Source data
☆ ☆ ☆ ☆
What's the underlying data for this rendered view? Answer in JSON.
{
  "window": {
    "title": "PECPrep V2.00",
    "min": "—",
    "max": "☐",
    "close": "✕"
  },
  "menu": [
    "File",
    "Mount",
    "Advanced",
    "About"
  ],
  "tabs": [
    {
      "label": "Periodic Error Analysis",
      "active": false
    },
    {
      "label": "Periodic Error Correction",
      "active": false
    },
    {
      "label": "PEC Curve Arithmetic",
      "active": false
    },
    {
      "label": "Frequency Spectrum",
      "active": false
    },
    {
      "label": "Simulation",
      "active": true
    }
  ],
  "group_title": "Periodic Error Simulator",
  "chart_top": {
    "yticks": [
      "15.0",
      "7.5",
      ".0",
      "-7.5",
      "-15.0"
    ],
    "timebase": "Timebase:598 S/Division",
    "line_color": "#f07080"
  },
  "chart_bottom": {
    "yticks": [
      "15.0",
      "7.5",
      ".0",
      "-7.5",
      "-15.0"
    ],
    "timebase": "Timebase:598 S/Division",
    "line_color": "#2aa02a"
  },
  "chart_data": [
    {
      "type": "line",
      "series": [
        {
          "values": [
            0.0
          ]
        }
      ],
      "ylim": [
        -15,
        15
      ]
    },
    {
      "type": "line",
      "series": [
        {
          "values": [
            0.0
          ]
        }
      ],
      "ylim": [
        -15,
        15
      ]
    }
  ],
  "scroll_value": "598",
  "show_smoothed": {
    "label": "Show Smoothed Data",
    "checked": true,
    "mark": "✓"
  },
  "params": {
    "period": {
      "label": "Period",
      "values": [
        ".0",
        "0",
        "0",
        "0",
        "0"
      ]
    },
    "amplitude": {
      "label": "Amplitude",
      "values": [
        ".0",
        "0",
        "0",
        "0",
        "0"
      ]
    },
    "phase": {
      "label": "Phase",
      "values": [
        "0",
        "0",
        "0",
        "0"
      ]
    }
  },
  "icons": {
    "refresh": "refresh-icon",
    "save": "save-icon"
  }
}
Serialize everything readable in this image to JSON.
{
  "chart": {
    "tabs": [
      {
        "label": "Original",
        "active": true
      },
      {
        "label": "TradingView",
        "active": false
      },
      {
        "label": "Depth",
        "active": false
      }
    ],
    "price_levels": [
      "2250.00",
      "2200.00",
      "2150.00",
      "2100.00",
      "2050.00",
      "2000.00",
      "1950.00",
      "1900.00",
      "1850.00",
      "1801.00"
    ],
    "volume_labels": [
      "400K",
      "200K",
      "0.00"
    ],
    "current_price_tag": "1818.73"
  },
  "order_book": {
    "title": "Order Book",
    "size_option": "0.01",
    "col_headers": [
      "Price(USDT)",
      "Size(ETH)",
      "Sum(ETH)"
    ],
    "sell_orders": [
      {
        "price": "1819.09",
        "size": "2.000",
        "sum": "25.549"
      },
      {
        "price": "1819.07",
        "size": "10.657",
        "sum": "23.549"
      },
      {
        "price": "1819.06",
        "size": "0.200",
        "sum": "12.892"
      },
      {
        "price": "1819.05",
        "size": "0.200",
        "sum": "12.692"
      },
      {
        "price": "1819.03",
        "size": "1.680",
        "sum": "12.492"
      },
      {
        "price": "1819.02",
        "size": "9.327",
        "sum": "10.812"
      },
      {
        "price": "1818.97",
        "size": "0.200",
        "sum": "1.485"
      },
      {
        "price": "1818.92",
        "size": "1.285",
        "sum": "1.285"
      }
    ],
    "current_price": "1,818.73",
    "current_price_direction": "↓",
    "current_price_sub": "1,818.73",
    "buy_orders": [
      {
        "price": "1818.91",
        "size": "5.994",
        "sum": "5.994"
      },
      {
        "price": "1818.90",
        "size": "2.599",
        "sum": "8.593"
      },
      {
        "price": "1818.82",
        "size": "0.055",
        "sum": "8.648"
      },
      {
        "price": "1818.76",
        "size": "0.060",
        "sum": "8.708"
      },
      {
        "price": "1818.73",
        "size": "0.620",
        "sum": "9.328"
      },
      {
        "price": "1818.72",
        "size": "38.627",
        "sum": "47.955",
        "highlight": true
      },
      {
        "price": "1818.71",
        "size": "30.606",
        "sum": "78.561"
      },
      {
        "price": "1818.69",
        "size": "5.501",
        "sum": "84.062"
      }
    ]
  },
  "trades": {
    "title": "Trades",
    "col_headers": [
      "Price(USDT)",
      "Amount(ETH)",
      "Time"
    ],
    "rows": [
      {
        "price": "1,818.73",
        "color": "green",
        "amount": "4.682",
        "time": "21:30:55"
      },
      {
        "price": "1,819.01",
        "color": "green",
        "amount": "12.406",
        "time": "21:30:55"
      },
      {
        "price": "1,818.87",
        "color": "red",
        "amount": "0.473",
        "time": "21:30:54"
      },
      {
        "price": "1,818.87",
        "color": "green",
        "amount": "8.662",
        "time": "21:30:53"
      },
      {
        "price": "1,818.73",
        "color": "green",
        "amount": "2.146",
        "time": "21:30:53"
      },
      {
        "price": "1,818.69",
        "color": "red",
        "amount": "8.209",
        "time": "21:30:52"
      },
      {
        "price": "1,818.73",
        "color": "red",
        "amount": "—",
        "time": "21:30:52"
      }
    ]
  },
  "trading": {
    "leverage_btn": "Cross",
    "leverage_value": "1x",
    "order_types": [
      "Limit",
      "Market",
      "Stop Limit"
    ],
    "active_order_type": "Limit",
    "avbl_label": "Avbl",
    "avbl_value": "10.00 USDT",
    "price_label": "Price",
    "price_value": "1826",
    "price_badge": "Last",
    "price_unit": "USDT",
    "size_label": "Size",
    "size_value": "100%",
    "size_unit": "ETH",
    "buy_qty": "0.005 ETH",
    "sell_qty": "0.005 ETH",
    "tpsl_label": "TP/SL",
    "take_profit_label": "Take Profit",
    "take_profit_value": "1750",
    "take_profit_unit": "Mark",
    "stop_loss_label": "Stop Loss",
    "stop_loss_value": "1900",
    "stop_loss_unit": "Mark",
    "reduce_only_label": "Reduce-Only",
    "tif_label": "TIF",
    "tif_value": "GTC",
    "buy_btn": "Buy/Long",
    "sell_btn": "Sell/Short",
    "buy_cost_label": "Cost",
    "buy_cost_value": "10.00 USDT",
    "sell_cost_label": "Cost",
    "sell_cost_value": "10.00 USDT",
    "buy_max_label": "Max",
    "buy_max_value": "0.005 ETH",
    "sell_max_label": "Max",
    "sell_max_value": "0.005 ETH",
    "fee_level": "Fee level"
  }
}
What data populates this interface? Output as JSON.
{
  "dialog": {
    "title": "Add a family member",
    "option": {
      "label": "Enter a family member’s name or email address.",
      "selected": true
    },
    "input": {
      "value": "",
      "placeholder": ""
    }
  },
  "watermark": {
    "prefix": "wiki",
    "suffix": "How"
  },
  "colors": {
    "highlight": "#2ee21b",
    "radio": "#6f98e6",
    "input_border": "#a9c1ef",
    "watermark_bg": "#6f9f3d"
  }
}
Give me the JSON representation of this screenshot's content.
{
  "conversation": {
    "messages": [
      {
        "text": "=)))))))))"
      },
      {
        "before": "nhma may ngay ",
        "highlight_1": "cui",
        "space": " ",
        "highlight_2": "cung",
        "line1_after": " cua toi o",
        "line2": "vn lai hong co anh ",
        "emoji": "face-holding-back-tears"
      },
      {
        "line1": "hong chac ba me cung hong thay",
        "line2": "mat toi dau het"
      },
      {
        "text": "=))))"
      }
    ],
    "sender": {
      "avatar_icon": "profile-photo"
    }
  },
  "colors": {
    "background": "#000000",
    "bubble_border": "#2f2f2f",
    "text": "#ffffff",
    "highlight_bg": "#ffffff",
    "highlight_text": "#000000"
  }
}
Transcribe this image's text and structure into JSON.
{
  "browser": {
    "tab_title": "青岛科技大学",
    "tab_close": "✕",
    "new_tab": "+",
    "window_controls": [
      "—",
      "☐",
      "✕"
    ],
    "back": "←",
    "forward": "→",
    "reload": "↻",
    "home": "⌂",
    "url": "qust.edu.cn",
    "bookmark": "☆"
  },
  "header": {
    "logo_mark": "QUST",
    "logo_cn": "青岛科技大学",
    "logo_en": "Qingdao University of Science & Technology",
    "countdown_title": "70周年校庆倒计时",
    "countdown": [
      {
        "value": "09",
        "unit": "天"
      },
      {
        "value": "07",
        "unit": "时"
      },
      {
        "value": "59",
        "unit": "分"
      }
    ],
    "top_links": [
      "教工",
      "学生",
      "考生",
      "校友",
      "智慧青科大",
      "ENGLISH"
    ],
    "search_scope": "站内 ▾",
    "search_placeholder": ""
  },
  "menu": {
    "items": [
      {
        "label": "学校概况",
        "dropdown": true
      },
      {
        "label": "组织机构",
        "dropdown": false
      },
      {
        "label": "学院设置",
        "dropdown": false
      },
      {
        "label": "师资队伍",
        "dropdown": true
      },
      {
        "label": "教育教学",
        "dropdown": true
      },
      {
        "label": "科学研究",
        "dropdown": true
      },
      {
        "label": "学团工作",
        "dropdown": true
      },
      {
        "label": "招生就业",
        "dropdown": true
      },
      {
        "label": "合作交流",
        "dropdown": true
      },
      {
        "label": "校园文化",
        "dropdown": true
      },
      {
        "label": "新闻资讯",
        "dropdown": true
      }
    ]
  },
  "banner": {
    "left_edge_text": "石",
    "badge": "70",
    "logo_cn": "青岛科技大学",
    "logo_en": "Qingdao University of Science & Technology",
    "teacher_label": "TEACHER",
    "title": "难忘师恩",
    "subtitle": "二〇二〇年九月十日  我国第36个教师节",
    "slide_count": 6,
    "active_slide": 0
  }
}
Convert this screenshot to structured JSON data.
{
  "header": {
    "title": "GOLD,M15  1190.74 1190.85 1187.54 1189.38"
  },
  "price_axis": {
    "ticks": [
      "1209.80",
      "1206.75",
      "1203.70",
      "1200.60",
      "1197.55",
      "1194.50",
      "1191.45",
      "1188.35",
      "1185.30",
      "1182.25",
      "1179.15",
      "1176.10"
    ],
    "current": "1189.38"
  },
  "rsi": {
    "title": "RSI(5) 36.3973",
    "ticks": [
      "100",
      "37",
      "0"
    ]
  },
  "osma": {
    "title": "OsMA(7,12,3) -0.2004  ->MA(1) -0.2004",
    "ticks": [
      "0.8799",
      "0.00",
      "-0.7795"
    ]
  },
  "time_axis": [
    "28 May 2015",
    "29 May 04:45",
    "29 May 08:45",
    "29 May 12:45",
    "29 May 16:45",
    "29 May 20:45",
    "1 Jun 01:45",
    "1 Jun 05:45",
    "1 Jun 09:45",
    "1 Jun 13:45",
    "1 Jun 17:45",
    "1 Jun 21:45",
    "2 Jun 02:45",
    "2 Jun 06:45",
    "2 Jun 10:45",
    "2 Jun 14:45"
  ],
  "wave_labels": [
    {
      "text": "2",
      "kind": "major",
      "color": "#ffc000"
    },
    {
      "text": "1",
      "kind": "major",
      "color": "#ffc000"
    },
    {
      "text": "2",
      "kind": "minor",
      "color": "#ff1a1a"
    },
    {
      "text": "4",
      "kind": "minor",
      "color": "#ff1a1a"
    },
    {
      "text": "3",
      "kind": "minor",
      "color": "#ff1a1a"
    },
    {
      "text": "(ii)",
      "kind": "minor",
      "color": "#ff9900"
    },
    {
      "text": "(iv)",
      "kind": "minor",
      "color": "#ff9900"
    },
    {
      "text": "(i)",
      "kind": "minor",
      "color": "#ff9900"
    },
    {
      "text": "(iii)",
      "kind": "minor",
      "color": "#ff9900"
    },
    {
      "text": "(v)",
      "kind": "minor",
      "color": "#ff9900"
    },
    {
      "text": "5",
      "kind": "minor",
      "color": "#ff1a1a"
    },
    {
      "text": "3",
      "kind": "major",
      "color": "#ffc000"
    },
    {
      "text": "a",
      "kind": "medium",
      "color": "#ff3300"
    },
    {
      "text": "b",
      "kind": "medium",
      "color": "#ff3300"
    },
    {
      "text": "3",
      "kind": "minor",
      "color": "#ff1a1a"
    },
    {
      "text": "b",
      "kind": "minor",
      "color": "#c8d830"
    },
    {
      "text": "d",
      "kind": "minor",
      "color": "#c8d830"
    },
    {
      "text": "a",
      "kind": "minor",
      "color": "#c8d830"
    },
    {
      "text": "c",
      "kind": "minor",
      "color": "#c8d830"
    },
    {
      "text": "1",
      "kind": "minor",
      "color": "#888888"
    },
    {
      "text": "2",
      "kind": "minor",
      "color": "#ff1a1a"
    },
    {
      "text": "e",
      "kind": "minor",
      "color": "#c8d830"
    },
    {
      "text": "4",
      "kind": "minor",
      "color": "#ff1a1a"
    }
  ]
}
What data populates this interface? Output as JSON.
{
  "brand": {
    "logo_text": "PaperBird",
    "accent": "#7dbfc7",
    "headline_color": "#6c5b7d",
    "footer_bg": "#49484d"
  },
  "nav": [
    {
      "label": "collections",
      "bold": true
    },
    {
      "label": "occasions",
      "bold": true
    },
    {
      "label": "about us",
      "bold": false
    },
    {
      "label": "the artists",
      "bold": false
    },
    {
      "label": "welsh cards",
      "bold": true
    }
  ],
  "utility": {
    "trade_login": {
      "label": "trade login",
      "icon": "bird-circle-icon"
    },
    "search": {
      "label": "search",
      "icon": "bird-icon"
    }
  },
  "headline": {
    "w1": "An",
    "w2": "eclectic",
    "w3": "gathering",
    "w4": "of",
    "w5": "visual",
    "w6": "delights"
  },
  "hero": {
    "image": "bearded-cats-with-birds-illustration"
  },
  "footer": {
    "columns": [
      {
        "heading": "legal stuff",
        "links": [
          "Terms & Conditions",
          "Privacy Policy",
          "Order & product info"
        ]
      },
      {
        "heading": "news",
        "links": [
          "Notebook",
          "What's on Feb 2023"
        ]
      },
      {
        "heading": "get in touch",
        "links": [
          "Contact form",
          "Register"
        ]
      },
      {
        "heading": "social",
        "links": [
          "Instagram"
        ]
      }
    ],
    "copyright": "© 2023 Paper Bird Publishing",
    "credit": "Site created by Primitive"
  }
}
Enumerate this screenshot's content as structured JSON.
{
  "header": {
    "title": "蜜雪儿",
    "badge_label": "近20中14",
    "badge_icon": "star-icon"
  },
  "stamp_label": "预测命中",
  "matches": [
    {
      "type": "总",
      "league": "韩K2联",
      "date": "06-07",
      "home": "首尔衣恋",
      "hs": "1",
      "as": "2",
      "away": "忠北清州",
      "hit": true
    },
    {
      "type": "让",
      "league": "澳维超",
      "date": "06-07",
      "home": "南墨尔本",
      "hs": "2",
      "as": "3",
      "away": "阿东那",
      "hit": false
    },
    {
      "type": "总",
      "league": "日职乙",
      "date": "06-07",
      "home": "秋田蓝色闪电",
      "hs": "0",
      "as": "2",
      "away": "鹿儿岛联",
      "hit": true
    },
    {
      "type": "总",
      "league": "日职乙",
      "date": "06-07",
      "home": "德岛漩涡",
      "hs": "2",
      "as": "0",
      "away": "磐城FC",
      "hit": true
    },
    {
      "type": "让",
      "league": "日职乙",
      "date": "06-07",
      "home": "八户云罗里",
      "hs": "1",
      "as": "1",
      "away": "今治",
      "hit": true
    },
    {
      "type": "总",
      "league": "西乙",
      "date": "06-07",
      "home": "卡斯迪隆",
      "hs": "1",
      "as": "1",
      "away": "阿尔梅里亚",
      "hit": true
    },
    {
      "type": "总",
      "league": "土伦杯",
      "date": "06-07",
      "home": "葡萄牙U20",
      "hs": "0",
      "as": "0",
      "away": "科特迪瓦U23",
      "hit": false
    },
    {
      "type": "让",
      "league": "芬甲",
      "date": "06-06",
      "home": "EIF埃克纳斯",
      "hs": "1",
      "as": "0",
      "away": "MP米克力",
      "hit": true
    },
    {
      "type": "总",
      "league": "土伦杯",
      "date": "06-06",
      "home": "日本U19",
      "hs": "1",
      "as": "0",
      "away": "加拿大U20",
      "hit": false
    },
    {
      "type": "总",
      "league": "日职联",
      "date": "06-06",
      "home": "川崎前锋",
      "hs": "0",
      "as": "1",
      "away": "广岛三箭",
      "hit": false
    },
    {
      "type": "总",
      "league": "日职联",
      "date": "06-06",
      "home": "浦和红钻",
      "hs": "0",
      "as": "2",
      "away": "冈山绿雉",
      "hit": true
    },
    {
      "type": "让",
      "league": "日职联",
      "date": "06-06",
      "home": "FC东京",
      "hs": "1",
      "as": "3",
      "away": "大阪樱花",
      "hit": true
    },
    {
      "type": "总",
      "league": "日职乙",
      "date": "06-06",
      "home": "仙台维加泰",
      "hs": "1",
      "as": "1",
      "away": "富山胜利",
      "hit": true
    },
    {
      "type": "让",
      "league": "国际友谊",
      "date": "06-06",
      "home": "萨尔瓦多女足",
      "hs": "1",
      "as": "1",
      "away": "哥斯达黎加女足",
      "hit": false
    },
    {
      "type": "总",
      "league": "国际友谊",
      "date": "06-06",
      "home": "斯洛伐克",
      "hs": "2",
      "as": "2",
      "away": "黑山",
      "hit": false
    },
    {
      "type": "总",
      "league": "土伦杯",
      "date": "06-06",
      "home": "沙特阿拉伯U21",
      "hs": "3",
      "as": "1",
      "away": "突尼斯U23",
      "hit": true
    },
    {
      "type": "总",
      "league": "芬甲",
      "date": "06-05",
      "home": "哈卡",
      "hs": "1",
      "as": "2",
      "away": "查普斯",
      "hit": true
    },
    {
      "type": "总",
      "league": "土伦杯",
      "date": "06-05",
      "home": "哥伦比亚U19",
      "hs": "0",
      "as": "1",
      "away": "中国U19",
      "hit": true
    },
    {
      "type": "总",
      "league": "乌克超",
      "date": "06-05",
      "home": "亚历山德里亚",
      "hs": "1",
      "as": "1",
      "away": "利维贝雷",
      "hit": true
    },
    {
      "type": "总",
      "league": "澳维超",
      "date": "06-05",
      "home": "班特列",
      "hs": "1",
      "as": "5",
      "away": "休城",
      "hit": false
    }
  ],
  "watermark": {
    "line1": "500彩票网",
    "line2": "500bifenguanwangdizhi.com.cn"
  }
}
☆ ☆ ☆ ☆
Short task
Using the listing above, say how many of its lines contain the string "heading", giving nothing but the figure.

Correct result
4